(WHAT IS EXPECTED): Copy out exactly the lines from the one containing "Give me a plain-text" to the last line of the records below, both included, and leave out any pictures.

(RECORDS SUPPLIED):
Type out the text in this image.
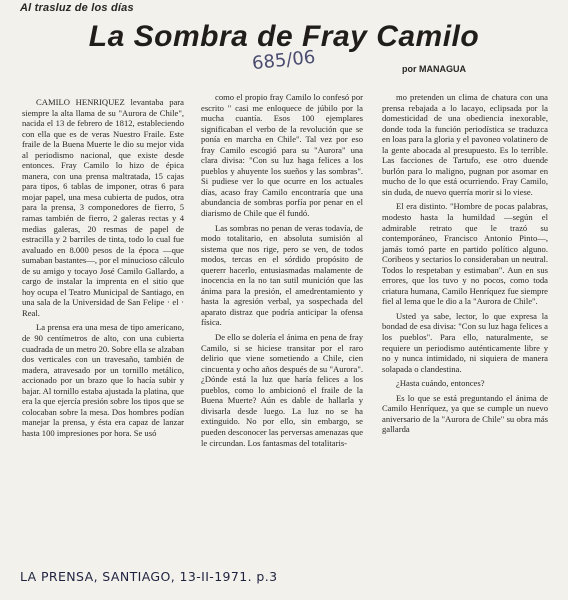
Al trasluz de los días
La Sombra de Fray Camilo
685/06	por MANAGUA

CAMILO HENRIQUEZ levantaba para siempre la alta llama de su "Aurora de Chile", nacida el 13 de febrero de 1812, estableciendo con ella que es de veras Nuestro Fraile. Este fraile de la Buena Muerte le dio su mejor vida al periodismo nacional, que existe desde entonces. Fray Camilo lo hizo de épica manera, con una prensa maltratada, 15 cajas para tipos, 6 tablas de imponer, otras 6 para mojar papel, una mesa cubierta de pudos, otra para la prensa, 3 componedores de fierro, 5 ramas también de fierro, 2 galeras rectas y 4 medias galeras, 20 resmas de papel de estracilla y 2 barriles de tinta, todo lo cual fue avaluado en 8.000 pesos de la época —que sumaban bastantes—, por el minucioso cálculo de su amigo y tocayo José Camilo Gallardo, a cargo de instalar la imprenta en el sitio que hoy ocupa el Teatro Municipal de Santiago, en una sala de la Universidad de San Felipe · el · Real.

La prensa era una mesa de tipo americano, de 90 centímetros de alto, con una cubierta cuadrada de un metro 20. Sobre ella se alzaban dos verticales con un travesaño, también de madera, atravesado por un tornillo metálico, accionado por un brazo que lo hacía subir y bajar. Al tornillo estaba ajustada la platina, que era la que ejercía presión sobre los tipos que se colocaban sobre la mesa. Dos hombres podían manejar la prensa, y ésta era capaz de lanzar hasta 100 impresiones por hora. Se usó

como el propio fray Camilo lo confesó por escrito " casi me enloquece de júbilo por la mucha cuantía. Esos 100 ejemplares significaban el verbo de la revolución que se ponía en marcha en Chile". Tal vez por eso fray Camilo escogió para su "Aurora" una clara divisa: "Con su luz haga felices a los pueblos y ahuyente los sueños y las sombras". Si pudiese ver lo que ocurre en los actuales días, acaso fray Camilo encontraría que una abundancia de sombras porfía por penar en el diarismo de Chile que él fundó.

Las sombras no penan de veras todavía, de modo totalitario, en absoluta sumisión al sistema que nos rige, pero se ven, de todos modos, tercas en el sórdido propósito de quererr hacerlo, entusiasmadas malamente de inocencia en la no tan sutil munición que las ánima para la presión, el amedrentamiento y hasta la agresión verbal, ya sospechada del aparato distraz que podría anticipar la ofensa física.

De ello se dolería el ánima en pena de fray Camilo, si se hiciese transitar por el raro delirio que viene sometiendo a Chile, cien cincuenta y ocho años después de su "Aurora". ¿Dónde está la luz que haría felices a los pueblos, como lo ambicionó el fraile de la Buena Muerte? Aún es dable de hallarla y divisarla desde luego. La luz no se ha extinguido. No por ello, sin embargo, se pueden desconocer las perversas amenazas que le circundan. Los fantasmas del totalitaris-

mo pretenden un clima de chatura con una prensa rebajada a lo lacayo, eclipsada por la domesticidad de una obediencia inexorable, donde toda la función periodística se traduzca en loas para la gloria y el pavoneo volatinero de la gente abocada al presupuesto. Es lo terrible. Las facciones de Tartufo, ese otro duende burlón para lo maligno, pugnan por asomar en mucho de lo que está ocurriendo. Fray Camilo, sin duda, de nuevo querría morir si lo viese.

El era distinto. "Hombre de pocas palabras, modesto hasta la humildad —según el admirable retrato que le trazó su contemporáneo, Francisco Antonio Pinto—, jamás tomó parte en partido político alguno. Coribeos y sectarios lo consideraban un neutral. Todos lo respetaban y estimaban". Aun en sus errores, que los tuvo y no pocos, como toda criatura humana, Camilo Henríquez fue siempre fiel al lema que le dio a la "Aurora de Chile".

Usted ya sabe, lector, lo que expresa la bondad de esa divisa: "Con su luz haga felices a los pueblos". Para ello, naturalmente, se requiere un periodismo auténticamente libre y no y nunca intimidado, ni siquiera de manera solapada o clandestina.

¿Hasta cuándo, entonces?

Es lo que se está preguntando el ánima de Camilo Henríquez, ya que se cumple un nuevo aniversario de la "Aurora de Chile" su obra más gallarda

LA PRENSA, SANTIAGO, 13-II-1971. p.3
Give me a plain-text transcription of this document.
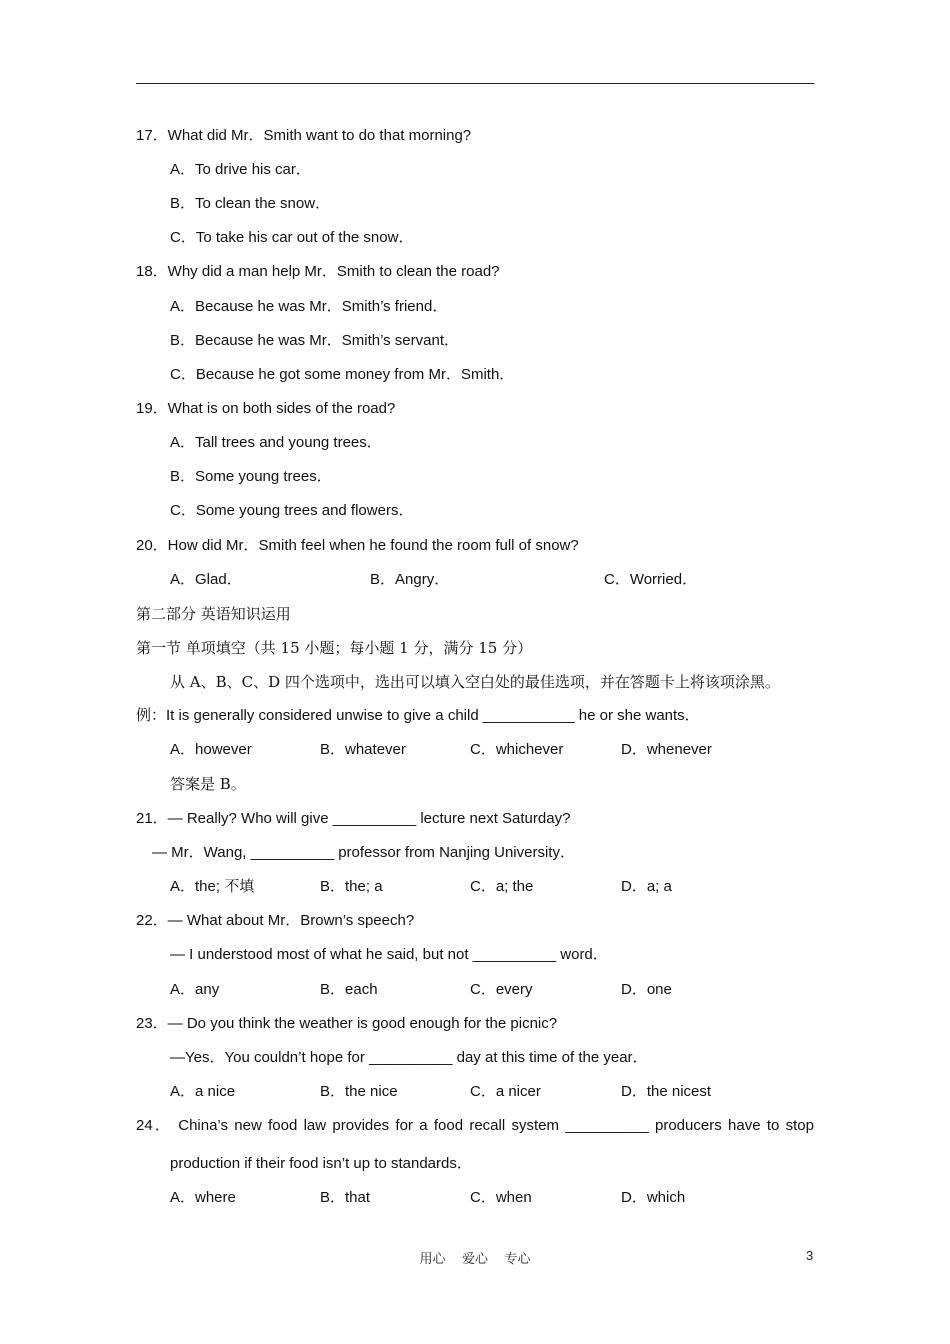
17．What did Mr．Smith want to do that morning?
A．To drive his car．
B．To clean the snow．
C．To take his car out of the snow．
18．Why did a man help Mr．Smith to clean the road?
A．Because he was Mr．Smith’s friend．
B．Because he was Mr．Smith’s servant．
C．Because he got some money from Mr．Smith．
19．What is on both sides of the road?
A．Tall trees and young trees．
B．Some young trees．
C．Some young trees and flowers．
20．How did Mr．Smith feel when he found the room full of snow?
A．Glad．	B．Angry．	C．Worried．
第二部分 英语知识运用
第一节 单项填空（共 15 小题；每小题 1 分，满分 15 分）
从 A、B、C、D 四个选项中，选出可以填入空白处的最佳选项，并在答题卡上将该项涂黑。
例：It is generally considered unwise to give a child ___________ he or she wants．
A．however	B．whatever	C．whichever	D．whenever
答案是 B。
21．— Really? Who will give __________ lecture next Saturday?
— Mr．Wang, __________ professor from Nanjing University．
A．the; 不填	B．the; a	C．a; the	D．a; a
22．— What about Mr．Brown’s speech?
— I understood most of what he said, but not __________ word．
A．any	B．each	C．every	D．one
23．— Do you think the weather is good enough for the picnic?
—Yes．You couldn’t hope for __________ day at this time of the year．
A．a nice	B．the nice	C．a nicer	D．the nicest
24． China’s new food law provides for a food recall system __________ producers have to stop
production if their food isn’t up to standards．
A．where	B．that	C．when	D．which
用心    爱心    专心	3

(SOLUTION BELOW):
Give me a plain-text transcription of this document.
17．What did Mr．Smith want to do that morning?
A．To drive his car．
B．To clean the snow．
C．To take his car out of the snow．
18．Why did a man help Mr．Smith to clean the road?
A．Because he was Mr．Smith’s friend．
B．Because he was Mr．Smith’s servant．
C．Because he got some money from Mr．Smith．
19．What is on both sides of the road?
A．Tall trees and young trees．
B．Some young trees．
C．Some young trees and flowers．
20．How did Mr．Smith feel when he found the room full of snow?
A．Glad．	B．Angry．	C．Worried．
第二部分 英语知识运用
第一节 单项填空（共 15 小题；每小题 1 分，满分 15 分）
从 A、B、C、D 四个选项中，选出可以填入空白处的最佳选项，并在答题卡上将该项涂黑。
例：It is generally considered unwise to give a child ___________ he or she wants．
A．however	B．whatever	C．whichever	D．whenever
答案是 B。
21．— Really? Who will give __________ lecture next Saturday?
— Mr．Wang, __________ professor from Nanjing University．
A．the; 不填	B．the; a	C．a; the	D．a; a
22．— What about Mr．Brown’s speech?
— I understood most of what he said, but not __________ word．
A．any	B．each	C．every	D．one
23．— Do you think the weather is good enough for the picnic?
—Yes．You couldn’t hope for __________ day at this time of the year．
A．a nice	B．the nice	C．a nicer	D．the nicest
24． China’s new food law provides for a food recall system __________ producers have to stop
production if their food isn’t up to standards．
A．where	B．that	C．when	D．which
用心    爱心    专心	3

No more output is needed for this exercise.